▶ [GIVEN INSTRUCTION]
Retype all material exactly. Pictures stay out of the copy.

▶ [MATERIALS PROVIDED]
-=-=-

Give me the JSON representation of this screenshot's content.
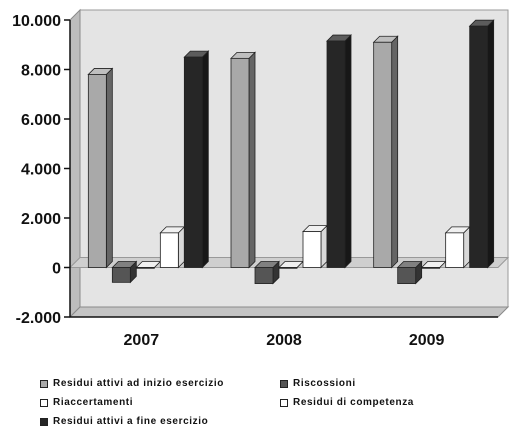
{
  "chart_data": {
    "type": "bar",
    "categories": [
      "2007",
      "2008",
      "2009"
    ],
    "series": [
      {
        "name": "Residui attivi ad inizio esercizio",
        "values": [
          7800,
          8450,
          9100
        ],
        "color": "#a9a9a9"
      },
      {
        "name": "Riscossioni",
        "values": [
          -600,
          -650,
          -650
        ],
        "color": "#555555"
      },
      {
        "name": "Riaccertamenti",
        "values": [
          0,
          0,
          0
        ],
        "color": "#ffffff"
      },
      {
        "name": "Residui di competenza",
        "values": [
          1400,
          1450,
          1400
        ],
        "color": "#ffffff"
      },
      {
        "name": "Residui attivi a fine esercizio",
        "values": [
          8500,
          9150,
          9750
        ],
        "color": "#262626"
      }
    ],
    "ylim": [
      -2000,
      10000
    ],
    "yticks": [
      "-2.000",
      "0",
      "2.000",
      "4.000",
      "6.000",
      "8.000",
      "10.000"
    ],
    "grid": false,
    "legend_position": "bottom",
    "style": "3d-bar"
  }
}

-=-=-

▶ [REPLY]
Give me the JSON representation of this screenshot's content.
{
  "chart_data": {
    "type": "bar",
    "categories": [
      "2007",
      "2008",
      "2009"
    ],
    "series": [
      {
        "name": "Residui attivi ad inizio esercizio",
        "values": [
          7800,
          8450,
          9100
        ],
        "color": "#a9a9a9"
      },
      {
        "name": "Riscossioni",
        "values": [
          -600,
          -650,
          -650
        ],
        "color": "#555555"
      },
      {
        "name": "Riaccertamenti",
        "values": [
          0,
          0,
          0
        ],
        "color": "#ffffff"
      },
      {
        "name": "Residui di competenza",
        "values": [
          1400,
          1450,
          1400
        ],
        "color": "#ffffff"
      },
      {
        "name": "Residui attivi a fine esercizio",
        "values": [
          8500,
          9150,
          9750
        ],
        "color": "#262626"
      }
    ],
    "ylim": [
      -2000,
      10000
    ],
    "yticks": [
      "-2.000",
      "0",
      "2.000",
      "4.000",
      "6.000",
      "8.000",
      "10.000"
    ],
    "grid": false,
    "legend_position": "bottom",
    "style": "3d-bar"
  }
}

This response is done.